◆ Problem statement
Among the lines below, list those containing the string "into".

=-=-=-=-=

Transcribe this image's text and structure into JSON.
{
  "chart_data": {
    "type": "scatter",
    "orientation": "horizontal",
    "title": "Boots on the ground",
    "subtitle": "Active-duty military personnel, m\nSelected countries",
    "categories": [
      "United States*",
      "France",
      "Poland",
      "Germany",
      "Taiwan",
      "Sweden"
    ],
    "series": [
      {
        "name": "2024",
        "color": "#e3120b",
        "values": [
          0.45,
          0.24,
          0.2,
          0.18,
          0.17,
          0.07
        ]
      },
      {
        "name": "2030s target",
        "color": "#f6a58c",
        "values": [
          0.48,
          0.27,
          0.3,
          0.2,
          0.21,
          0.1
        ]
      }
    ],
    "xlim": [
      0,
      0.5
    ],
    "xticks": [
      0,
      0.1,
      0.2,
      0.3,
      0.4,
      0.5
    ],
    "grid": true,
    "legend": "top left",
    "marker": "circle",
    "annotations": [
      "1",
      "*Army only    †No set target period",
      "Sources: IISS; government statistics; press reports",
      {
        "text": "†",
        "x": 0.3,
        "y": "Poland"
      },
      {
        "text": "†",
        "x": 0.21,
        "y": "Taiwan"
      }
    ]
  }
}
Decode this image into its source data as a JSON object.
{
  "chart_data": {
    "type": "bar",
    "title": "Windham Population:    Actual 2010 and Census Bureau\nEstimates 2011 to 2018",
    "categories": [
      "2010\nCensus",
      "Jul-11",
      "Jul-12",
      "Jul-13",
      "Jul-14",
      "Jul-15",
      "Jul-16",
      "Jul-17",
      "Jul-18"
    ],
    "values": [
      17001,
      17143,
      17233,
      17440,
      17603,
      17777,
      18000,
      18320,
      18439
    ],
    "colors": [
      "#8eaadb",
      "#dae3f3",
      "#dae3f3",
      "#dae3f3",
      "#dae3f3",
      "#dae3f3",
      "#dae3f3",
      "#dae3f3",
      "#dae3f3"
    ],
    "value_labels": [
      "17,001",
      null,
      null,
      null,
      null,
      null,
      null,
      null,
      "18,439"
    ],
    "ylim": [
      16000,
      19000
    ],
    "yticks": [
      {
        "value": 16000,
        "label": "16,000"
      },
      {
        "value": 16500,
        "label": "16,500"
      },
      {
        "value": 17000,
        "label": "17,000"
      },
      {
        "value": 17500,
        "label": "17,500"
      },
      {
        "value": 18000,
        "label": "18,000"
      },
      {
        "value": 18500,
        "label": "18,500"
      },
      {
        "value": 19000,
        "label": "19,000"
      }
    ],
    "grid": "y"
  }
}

=-=-=-=-=

◆ The answer
Transcribe this image's text and structure into JSON.
Decode this image into its source data as a JSON object.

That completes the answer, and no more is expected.